* Begin Material for this exercise *

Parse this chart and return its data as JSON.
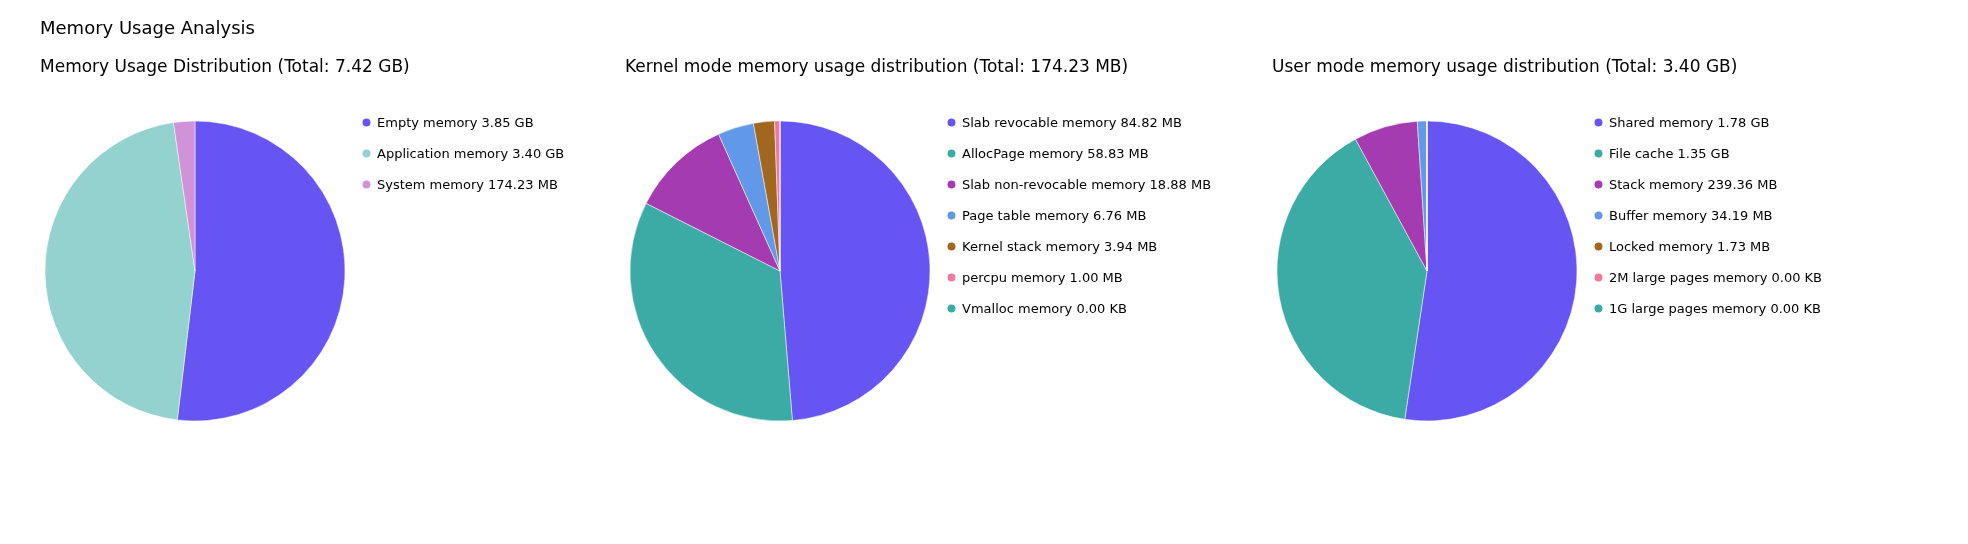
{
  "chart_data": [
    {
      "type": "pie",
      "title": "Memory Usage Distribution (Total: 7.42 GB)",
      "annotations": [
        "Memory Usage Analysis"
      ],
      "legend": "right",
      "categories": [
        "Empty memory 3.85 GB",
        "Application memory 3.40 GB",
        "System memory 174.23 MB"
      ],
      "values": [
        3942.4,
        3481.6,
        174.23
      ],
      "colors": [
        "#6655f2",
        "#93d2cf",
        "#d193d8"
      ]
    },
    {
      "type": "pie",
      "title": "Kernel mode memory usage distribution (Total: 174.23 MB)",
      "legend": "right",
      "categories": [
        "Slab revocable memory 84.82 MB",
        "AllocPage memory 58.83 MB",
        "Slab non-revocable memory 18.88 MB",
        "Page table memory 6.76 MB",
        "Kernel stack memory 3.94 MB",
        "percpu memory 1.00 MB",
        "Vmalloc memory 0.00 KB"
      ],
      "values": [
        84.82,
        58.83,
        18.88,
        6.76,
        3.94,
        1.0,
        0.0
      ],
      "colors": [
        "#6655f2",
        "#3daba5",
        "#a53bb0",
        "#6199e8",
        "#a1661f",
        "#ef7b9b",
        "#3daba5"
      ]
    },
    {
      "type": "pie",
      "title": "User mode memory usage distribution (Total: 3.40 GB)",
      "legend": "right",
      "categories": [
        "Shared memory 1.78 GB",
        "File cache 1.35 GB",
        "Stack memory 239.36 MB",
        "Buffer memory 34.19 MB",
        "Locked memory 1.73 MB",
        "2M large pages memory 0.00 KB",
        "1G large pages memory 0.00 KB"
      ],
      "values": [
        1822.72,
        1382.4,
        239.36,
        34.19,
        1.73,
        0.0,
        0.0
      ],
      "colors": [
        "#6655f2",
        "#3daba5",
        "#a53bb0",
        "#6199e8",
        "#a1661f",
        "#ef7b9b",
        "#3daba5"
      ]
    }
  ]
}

* End Material for this exercise *
* Begin Material for this exercise *

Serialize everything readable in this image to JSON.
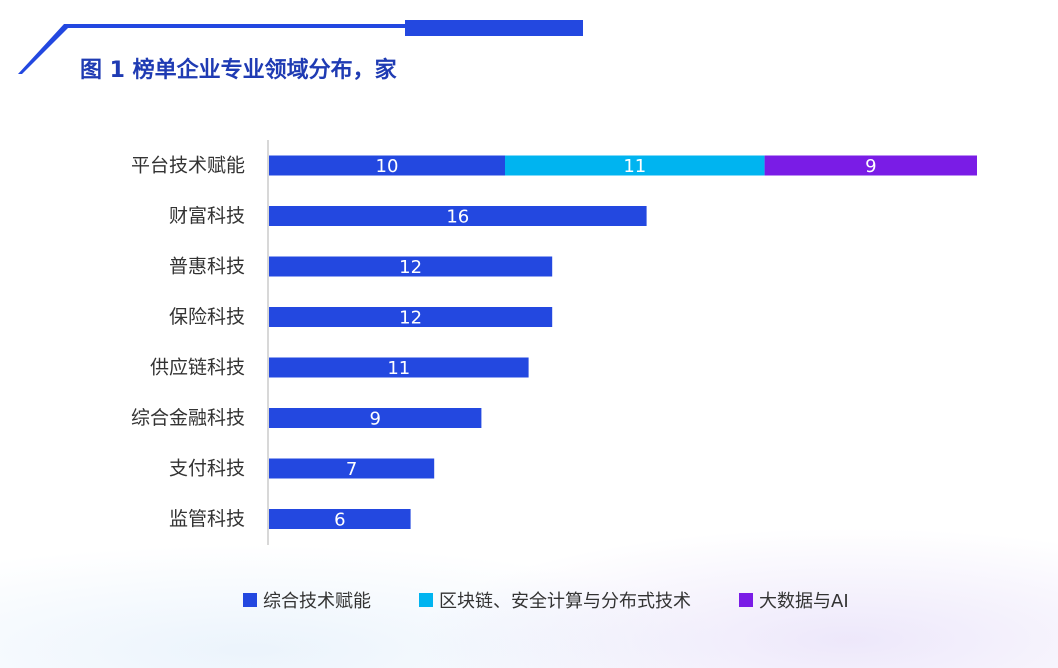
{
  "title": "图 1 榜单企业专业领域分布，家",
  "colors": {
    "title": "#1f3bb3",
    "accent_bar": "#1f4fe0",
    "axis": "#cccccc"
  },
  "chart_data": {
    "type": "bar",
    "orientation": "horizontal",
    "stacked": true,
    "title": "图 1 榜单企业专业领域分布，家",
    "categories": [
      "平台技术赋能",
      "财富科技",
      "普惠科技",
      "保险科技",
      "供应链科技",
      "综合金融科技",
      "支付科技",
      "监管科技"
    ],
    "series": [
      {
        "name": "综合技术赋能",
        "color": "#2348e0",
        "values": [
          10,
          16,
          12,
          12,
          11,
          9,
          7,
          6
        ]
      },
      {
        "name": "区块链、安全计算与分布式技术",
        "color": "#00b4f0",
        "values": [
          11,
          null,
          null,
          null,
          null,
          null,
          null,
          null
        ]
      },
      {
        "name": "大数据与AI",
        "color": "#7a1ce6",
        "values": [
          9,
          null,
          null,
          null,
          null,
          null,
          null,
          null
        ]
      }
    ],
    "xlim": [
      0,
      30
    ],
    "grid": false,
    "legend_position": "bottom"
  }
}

* End Material for this exercise *
* Begin Material for this exercise *

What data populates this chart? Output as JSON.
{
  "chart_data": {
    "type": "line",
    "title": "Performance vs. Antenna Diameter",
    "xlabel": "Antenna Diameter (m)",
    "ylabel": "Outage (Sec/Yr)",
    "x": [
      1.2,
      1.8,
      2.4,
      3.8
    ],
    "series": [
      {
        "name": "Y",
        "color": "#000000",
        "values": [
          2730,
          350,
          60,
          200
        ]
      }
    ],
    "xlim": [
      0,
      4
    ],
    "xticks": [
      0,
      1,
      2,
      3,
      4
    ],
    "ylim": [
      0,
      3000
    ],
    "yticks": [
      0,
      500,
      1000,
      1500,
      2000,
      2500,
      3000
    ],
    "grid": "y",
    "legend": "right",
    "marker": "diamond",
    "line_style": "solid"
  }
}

* End Material for this exercise *

→ **Work to complete**:
Read through the entries and copy every line that includes "Antenna".

→ **Response to this exercise**:
    "title": "Performance vs. Antenna Diameter",
    "xlabel": "Antenna Diameter (m)",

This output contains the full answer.